# Dataset start

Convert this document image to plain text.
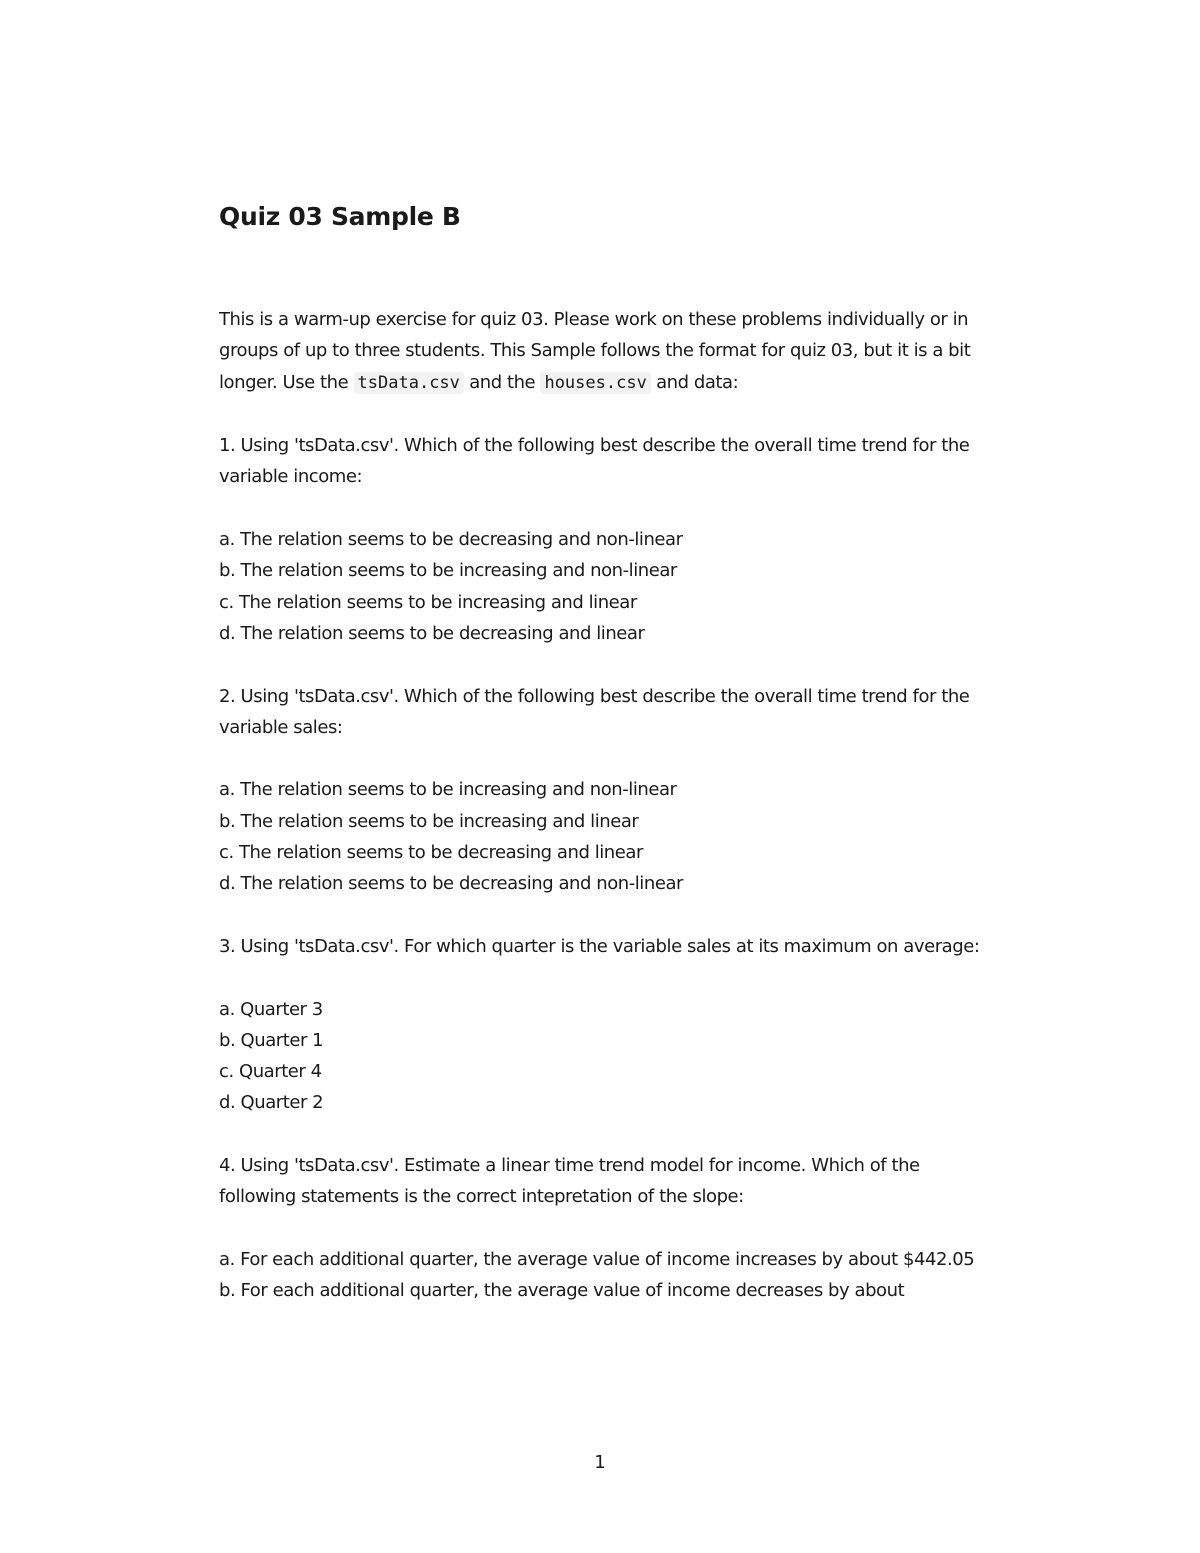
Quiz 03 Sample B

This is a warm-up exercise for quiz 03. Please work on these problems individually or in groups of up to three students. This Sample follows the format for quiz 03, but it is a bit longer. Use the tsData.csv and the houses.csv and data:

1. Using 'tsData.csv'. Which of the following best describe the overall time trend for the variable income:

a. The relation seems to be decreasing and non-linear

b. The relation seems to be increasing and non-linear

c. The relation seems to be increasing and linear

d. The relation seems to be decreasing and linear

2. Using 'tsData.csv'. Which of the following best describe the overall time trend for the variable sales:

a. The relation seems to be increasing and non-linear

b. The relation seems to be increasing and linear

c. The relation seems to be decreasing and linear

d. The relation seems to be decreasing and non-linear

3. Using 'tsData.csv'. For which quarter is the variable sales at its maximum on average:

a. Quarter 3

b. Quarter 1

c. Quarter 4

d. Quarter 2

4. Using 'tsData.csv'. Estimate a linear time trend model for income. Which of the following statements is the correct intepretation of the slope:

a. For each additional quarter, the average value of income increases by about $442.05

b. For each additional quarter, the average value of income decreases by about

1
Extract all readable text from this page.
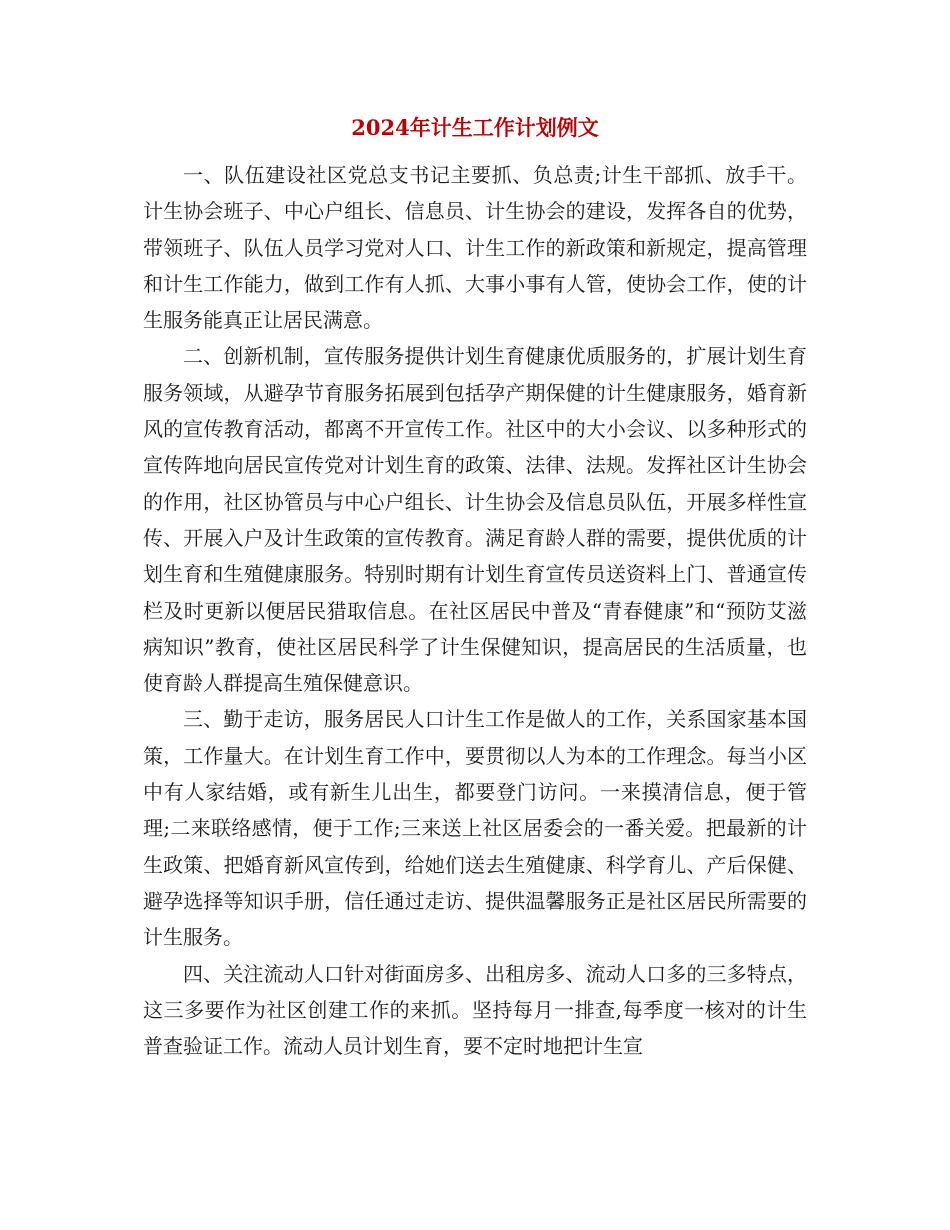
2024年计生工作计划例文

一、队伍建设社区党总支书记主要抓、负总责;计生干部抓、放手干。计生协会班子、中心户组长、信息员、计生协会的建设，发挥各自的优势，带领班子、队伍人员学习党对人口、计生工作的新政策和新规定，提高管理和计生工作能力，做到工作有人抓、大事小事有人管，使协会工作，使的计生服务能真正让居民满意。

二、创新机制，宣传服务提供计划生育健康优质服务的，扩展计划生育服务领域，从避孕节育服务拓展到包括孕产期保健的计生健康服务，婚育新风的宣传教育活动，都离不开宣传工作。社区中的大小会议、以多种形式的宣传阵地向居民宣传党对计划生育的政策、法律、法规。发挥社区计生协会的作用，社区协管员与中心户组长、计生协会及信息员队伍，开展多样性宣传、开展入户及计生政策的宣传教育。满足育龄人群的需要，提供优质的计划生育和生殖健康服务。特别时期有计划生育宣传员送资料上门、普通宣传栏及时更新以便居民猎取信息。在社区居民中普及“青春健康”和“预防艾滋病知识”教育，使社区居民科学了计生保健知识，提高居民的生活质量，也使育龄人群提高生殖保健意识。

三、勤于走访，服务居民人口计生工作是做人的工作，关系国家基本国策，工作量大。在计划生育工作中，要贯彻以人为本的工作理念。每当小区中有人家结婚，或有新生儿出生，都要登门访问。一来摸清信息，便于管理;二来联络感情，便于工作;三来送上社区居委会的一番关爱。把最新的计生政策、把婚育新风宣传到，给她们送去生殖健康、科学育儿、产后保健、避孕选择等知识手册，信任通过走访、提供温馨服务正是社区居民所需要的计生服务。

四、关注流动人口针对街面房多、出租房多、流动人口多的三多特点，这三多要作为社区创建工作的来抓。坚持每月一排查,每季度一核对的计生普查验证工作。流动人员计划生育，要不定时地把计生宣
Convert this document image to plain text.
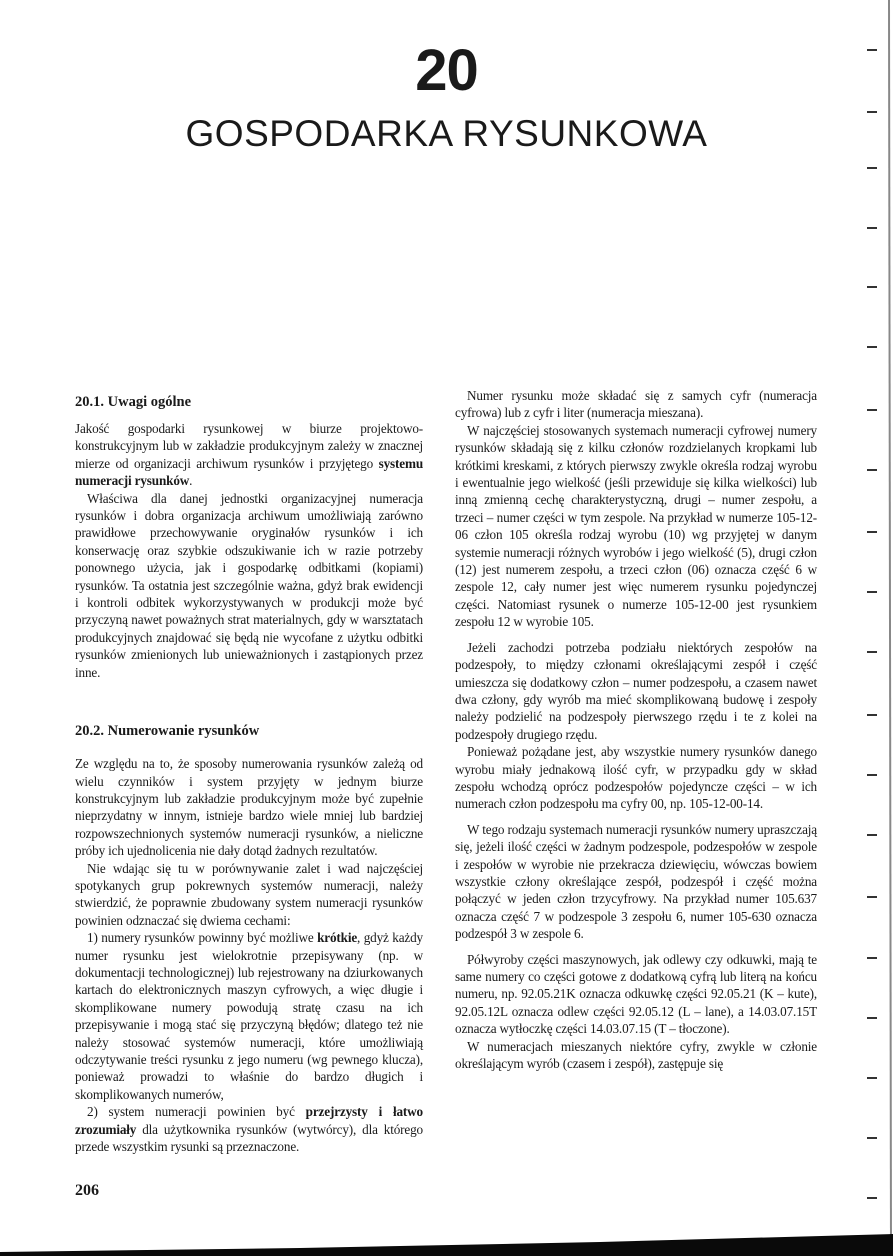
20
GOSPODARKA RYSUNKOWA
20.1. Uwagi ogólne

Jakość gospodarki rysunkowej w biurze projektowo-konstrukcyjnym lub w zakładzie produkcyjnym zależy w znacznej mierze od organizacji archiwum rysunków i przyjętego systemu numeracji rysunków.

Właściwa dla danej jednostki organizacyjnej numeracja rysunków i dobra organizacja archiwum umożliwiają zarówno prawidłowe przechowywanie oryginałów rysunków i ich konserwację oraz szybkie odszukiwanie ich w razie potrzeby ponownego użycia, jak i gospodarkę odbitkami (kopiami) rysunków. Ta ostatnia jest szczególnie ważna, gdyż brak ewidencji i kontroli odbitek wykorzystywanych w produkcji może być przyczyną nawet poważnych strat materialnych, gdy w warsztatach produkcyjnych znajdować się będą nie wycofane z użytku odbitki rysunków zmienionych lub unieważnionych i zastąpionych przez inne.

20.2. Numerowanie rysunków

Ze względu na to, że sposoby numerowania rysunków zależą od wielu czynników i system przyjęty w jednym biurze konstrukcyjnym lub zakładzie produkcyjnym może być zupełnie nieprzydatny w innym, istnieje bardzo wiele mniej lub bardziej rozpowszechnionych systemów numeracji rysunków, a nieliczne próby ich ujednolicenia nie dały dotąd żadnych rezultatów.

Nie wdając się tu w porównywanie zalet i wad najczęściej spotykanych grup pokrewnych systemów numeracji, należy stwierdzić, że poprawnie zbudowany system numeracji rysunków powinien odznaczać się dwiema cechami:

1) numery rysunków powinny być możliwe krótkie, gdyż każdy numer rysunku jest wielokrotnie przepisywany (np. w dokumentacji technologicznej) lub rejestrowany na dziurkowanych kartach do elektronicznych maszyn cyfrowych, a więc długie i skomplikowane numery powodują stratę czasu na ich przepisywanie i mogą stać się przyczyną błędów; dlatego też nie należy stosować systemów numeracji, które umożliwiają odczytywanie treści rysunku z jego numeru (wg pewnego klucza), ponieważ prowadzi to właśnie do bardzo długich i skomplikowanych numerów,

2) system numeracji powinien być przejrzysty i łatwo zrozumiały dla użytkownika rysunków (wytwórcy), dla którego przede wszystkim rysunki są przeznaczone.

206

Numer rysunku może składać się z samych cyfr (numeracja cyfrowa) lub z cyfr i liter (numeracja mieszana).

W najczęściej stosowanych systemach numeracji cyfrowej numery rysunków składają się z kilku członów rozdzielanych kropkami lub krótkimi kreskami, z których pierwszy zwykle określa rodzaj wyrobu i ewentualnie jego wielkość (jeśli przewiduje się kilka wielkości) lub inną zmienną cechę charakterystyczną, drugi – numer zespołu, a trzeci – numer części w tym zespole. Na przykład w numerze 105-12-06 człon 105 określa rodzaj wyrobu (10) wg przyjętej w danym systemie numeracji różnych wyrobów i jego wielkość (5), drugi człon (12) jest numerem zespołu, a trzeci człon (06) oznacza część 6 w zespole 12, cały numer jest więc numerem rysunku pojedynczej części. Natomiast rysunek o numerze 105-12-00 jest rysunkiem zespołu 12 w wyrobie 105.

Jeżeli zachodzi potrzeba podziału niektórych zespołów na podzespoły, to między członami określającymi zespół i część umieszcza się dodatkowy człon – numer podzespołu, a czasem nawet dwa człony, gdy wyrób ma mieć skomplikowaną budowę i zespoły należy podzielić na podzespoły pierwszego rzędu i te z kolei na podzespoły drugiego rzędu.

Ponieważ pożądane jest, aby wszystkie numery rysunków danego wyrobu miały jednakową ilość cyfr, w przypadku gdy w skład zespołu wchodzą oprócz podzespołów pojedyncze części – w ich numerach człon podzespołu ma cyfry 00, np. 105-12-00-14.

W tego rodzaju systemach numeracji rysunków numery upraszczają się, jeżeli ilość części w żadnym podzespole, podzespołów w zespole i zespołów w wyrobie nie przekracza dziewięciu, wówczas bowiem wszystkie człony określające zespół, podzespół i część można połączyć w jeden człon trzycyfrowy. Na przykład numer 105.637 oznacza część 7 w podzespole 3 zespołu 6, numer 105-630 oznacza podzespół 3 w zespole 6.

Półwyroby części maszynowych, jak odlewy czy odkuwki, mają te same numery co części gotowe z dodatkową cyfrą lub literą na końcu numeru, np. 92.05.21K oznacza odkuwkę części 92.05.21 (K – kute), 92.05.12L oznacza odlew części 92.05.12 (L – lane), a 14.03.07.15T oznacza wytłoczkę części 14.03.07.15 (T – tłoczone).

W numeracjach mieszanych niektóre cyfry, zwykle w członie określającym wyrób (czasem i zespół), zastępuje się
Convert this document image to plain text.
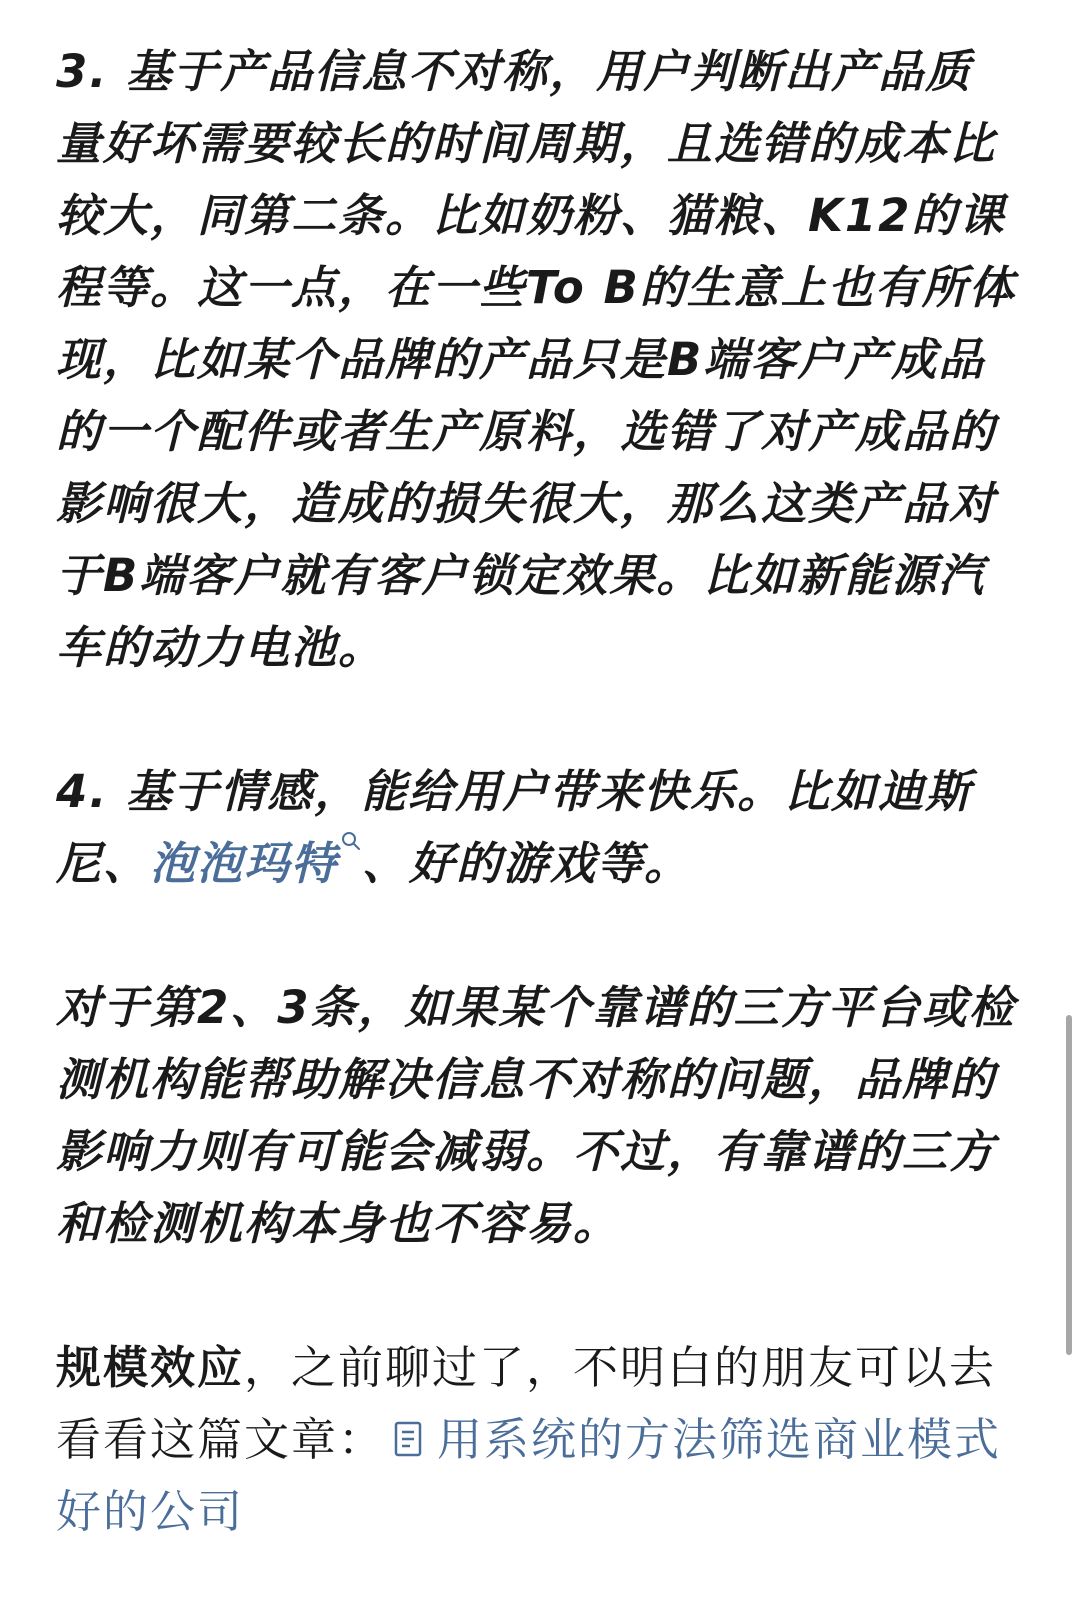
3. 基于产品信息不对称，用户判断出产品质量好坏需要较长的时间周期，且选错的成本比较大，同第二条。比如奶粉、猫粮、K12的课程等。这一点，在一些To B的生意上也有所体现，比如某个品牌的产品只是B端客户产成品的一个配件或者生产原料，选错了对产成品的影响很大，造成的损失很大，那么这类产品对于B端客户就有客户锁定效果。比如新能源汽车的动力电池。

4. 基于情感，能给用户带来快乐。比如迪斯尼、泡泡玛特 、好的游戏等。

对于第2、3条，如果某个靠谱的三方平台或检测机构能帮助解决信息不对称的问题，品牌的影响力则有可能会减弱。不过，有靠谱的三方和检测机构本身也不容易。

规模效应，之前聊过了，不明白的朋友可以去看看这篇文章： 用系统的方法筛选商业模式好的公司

# Dataset end

Task to carry out —
Using the records above, copy every line that has the word "value" in it.

Response —
a. For each additional quarter, the average value of income increases by about $442.05
b. For each additional quarter, the average value of income decreases by about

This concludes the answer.